■ What is asked ■
Copy the records below exactly, leaving out any pictures.

■ Material for the task ■

— start —

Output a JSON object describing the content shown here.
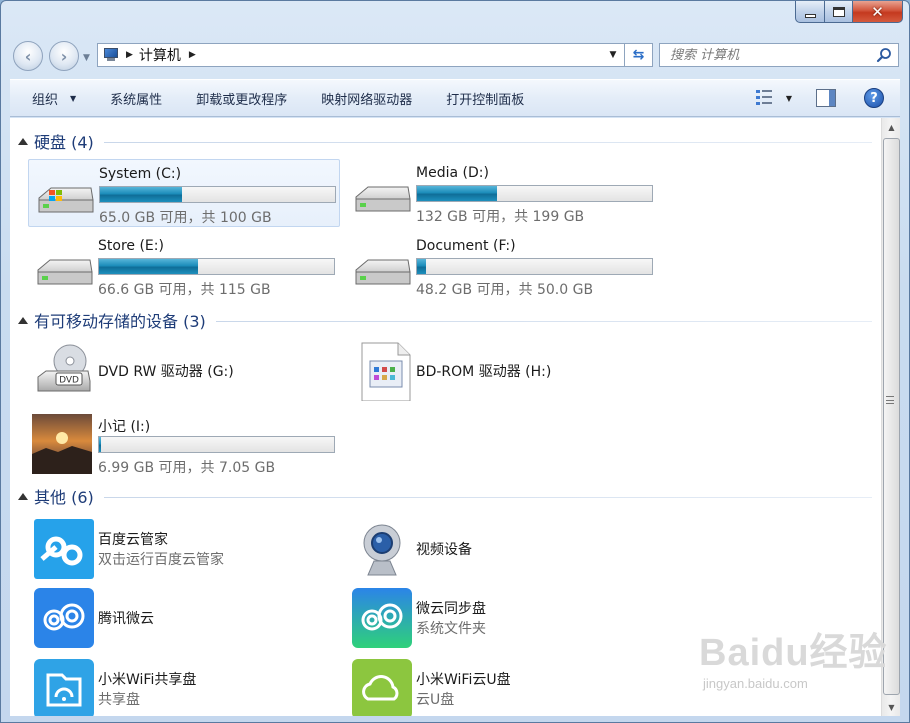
{
  "window": {
    "min_glyph": "_",
    "max_glyph": "□",
    "close_glyph": "✕"
  },
  "nav": {
    "back_glyph": "‹",
    "fwd_glyph": "›",
    "breadcrumb": "计算机",
    "search_placeholder": "搜索 计算机"
  },
  "toolbar": {
    "organize": "组织",
    "properties": "系统属性",
    "uninstall": "卸载或更改程序",
    "map_drive": "映射网络驱动器",
    "control_panel": "打开控制面板",
    "help_glyph": "?"
  },
  "groups": {
    "hard_disks": "硬盘 (4)",
    "removable": "有可移动存储的设备 (3)",
    "other": "其他 (6)"
  },
  "drives": [
    {
      "name": "System (C:)",
      "free": "65.0 GB 可用，共 100 GB",
      "used_fraction": 0.35
    },
    {
      "name": "Media (D:)",
      "free": "132 GB 可用，共 199 GB",
      "used_fraction": 0.34
    },
    {
      "name": "Store (E:)",
      "free": "66.6 GB 可用，共 115 GB",
      "used_fraction": 0.42
    },
    {
      "name": "Document (F:)",
      "free": "48.2 GB 可用，共 50.0 GB",
      "used_fraction": 0.04
    }
  ],
  "removable": [
    {
      "name": "DVD RW 驱动器 (G:)"
    },
    {
      "name": "BD-ROM 驱动器 (H:)"
    },
    {
      "name": "小记 (I:)",
      "free": "6.99 GB 可用，共 7.05 GB",
      "used_fraction": 0.01
    }
  ],
  "other": [
    {
      "name": "百度云管家",
      "sub": "双击运行百度云管家"
    },
    {
      "name": "视频设备",
      "sub": ""
    },
    {
      "name": "腾讯微云",
      "sub": ""
    },
    {
      "name": "微云同步盘",
      "sub": "系统文件夹"
    },
    {
      "name": "小米WiFi共享盘",
      "sub": "共享盘"
    },
    {
      "name": "小米WiFi云U盘",
      "sub": "云U盘"
    }
  ],
  "watermark": {
    "brand": "Baidu经验",
    "url": "jingyan.baidu.com"
  },
  "colors": {
    "accent": "#1e3c78",
    "progress": "#1c8cba",
    "selection": "#e7f0fb"
  }
}
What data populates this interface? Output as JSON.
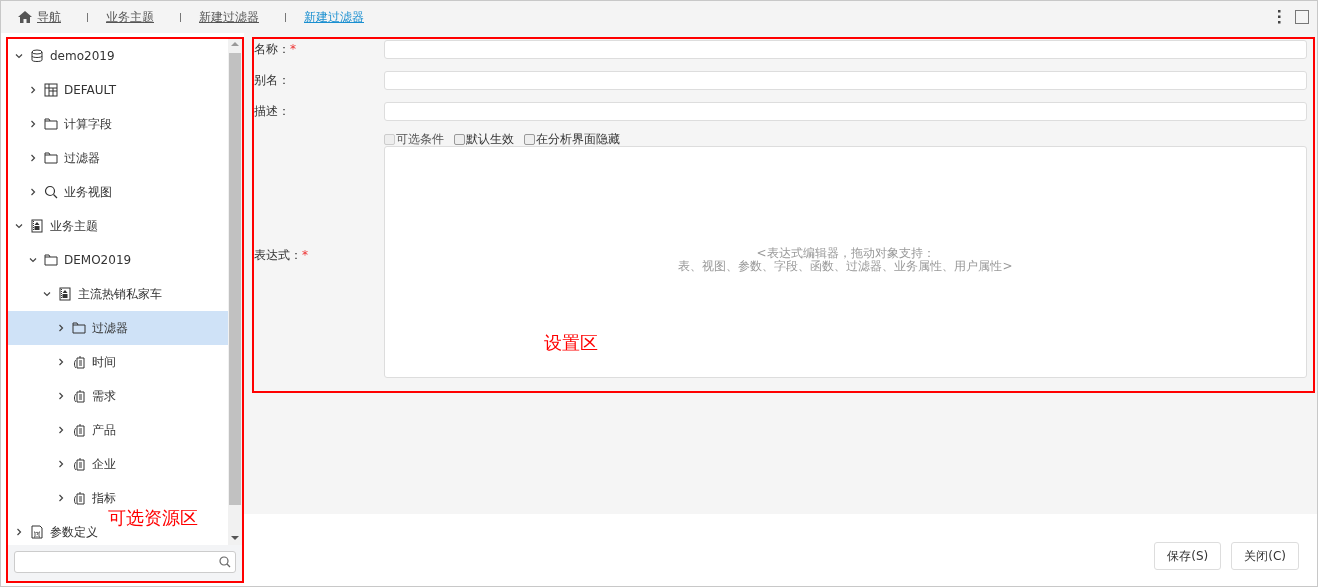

— end —

■ Final result ■
Output a JSON object describing the content shown here.
{
  "window": {
    "min_glyph": "_",
    "max_glyph": "□",
    "close_glyph": "✕"
  },
  "nav": {
    "back_glyph": "‹",
    "fwd_glyph": "›",
    "breadcrumb": "计算机",
    "search_placeholder": "搜索 计算机"
  },
  "toolbar": {
    "organize": "组织",
    "properties": "系统属性",
    "uninstall": "卸载或更改程序",
    "map_drive": "映射网络驱动器",
    "control_panel": "打开控制面板",
    "help_glyph": "?"
  },
  "groups": {
    "hard_disks": "硬盘 (4)",
    "removable": "有可移动存储的设备 (3)",
    "other": "其他 (6)"
  },
  "drives": [
    {
      "name": "System (C:)",
      "free": "65.0 GB 可用，共 100 GB",
      "used_fraction": 0.35
    },
    {
      "name": "Media (D:)",
      "free": "132 GB 可用，共 199 GB",
      "used_fraction": 0.34
    },
    {
      "name": "Store (E:)",
      "free": "66.6 GB 可用，共 115 GB",
      "used_fraction": 0.42
    },
    {
      "name": "Document (F:)",
      "free": "48.2 GB 可用，共 50.0 GB",
      "used_fraction": 0.04
    }
  ],
  "removable": [
    {
      "name": "DVD RW 驱动器 (G:)"
    },
    {
      "name": "BD-ROM 驱动器 (H:)"
    },
    {
      "name": "小记 (I:)",
      "free": "6.99 GB 可用，共 7.05 GB",
      "used_fraction": 0.01
    }
  ],
  "other": [
    {
      "name": "百度云管家",
      "sub": "双击运行百度云管家"
    },
    {
      "name": "视频设备",
      "sub": ""
    },
    {
      "name": "腾讯微云",
      "sub": ""
    },
    {
      "name": "微云同步盘",
      "sub": "系统文件夹"
    },
    {
      "name": "小米WiFi共享盘",
      "sub": "共享盘"
    },
    {
      "name": "小米WiFi云U盘",
      "sub": "云U盘"
    }
  ],
  "watermark": {
    "brand": "Baidu经验",
    "url": "jingyan.baidu.com"
  },
  "colors": {
    "accent": "#1e3c78",
    "progress": "#1c8cba",
    "selection": "#e7f0fb"
  }
}
What data populates this interface? Output as JSON.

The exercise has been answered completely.